### Aim of the exercise
Please transcribe the listing below in full and word for word, without its pictures.

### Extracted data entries
=-=-=

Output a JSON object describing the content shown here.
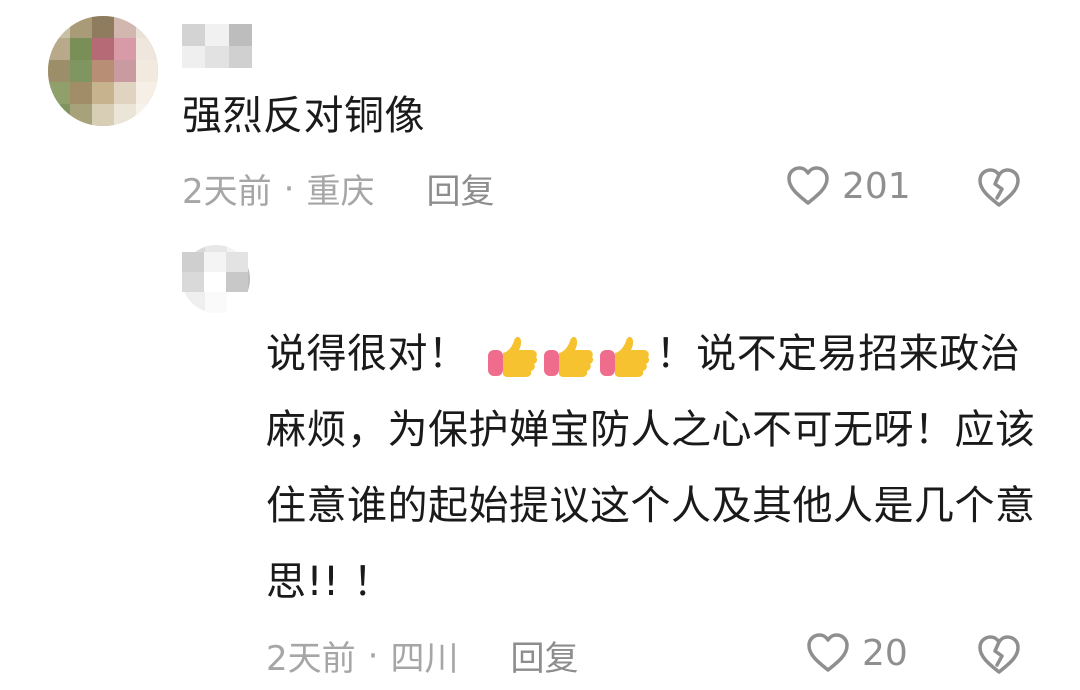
{
  "comment": {
    "username": "",
    "text": "强烈反对铜像",
    "time": "2天前",
    "location": "重庆",
    "separator": "·",
    "reply_label": "回复",
    "likes": "201"
  },
  "reply": {
    "username": "",
    "text_part1": "说得很对！",
    "text_part2": "！说不定易招来政治麻烦，为保护婵宝防人之心不可无呀！应该住意谁的起始提议这个人及其他人是几个意思!!  ！",
    "emoji": [
      "thumbs-up",
      "thumbs-up",
      "thumbs-up"
    ],
    "time": "2天前",
    "location": "四川",
    "separator": "·",
    "reply_label": "回复",
    "likes": "20"
  },
  "colors": {
    "meta": "#a6a6a6",
    "text": "#1a1a1a",
    "icon": "#8f8f8f",
    "thumb_yellow": "#f7c22f",
    "thumb_pink": "#f06c8d"
  },
  "icons": {
    "like": "heart-outline-icon",
    "dislike": "broken-heart-outline-icon"
  }
}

=-=-=

### Answer for the task
Output a JSON object describing the content shown here.
{
  "comment": {
    "username": "",
    "text": "强烈反对铜像",
    "time": "2天前",
    "location": "重庆",
    "separator": "·",
    "reply_label": "回复",
    "likes": "201"
  },
  "reply": {
    "username": "",
    "text_part1": "说得很对！",
    "text_part2": "！说不定易招来政治麻烦，为保护婵宝防人之心不可无呀！应该住意谁的起始提议这个人及其他人是几个意思!!  ！",
    "emoji": [
      "thumbs-up",
      "thumbs-up",
      "thumbs-up"
    ],
    "time": "2天前",
    "location": "四川",
    "separator": "·",
    "reply_label": "回复",
    "likes": "20"
  },
  "colors": {
    "meta": "#a6a6a6",
    "text": "#1a1a1a",
    "icon": "#8f8f8f",
    "thumb_yellow": "#f7c22f",
    "thumb_pink": "#f06c8d"
  },
  "icons": {
    "like": "heart-outline-icon",
    "dislike": "broken-heart-outline-icon"
  }
}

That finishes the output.